Repeat exactly each line of the data provided below.
= = =
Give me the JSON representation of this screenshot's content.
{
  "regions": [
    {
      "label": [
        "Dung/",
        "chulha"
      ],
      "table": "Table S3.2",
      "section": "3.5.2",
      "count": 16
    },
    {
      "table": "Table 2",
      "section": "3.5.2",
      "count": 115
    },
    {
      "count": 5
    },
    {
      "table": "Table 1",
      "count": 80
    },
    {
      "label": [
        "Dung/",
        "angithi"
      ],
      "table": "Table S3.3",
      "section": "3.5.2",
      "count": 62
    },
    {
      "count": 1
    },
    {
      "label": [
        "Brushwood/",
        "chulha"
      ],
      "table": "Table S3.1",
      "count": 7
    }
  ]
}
= = =
Task result —
Give me the JSON representation of this screenshot's content.
{
  "regions": [
    {
      "label": [
        "Dung/",
        "chulha"
      ],
      "table": "Table S3.2",
      "section": "3.5.2",
      "count": 16
    },
    {
      "table": "Table 2",
      "section": "3.5.2",
      "count": 115
    },
    {
      "count": 5
    },
    {
      "table": "Table 1",
      "count": 80
    },
    {
      "label": [
        "Dung/",
        "angithi"
      ],
      "table": "Table S3.3",
      "section": "3.5.2",
      "count": 62
    },
    {
      "count": 1
    },
    {
      "label": [
        "Brushwood/",
        "chulha"
      ],
      "table": "Table S3.1",
      "count": 7
    }
  ]
}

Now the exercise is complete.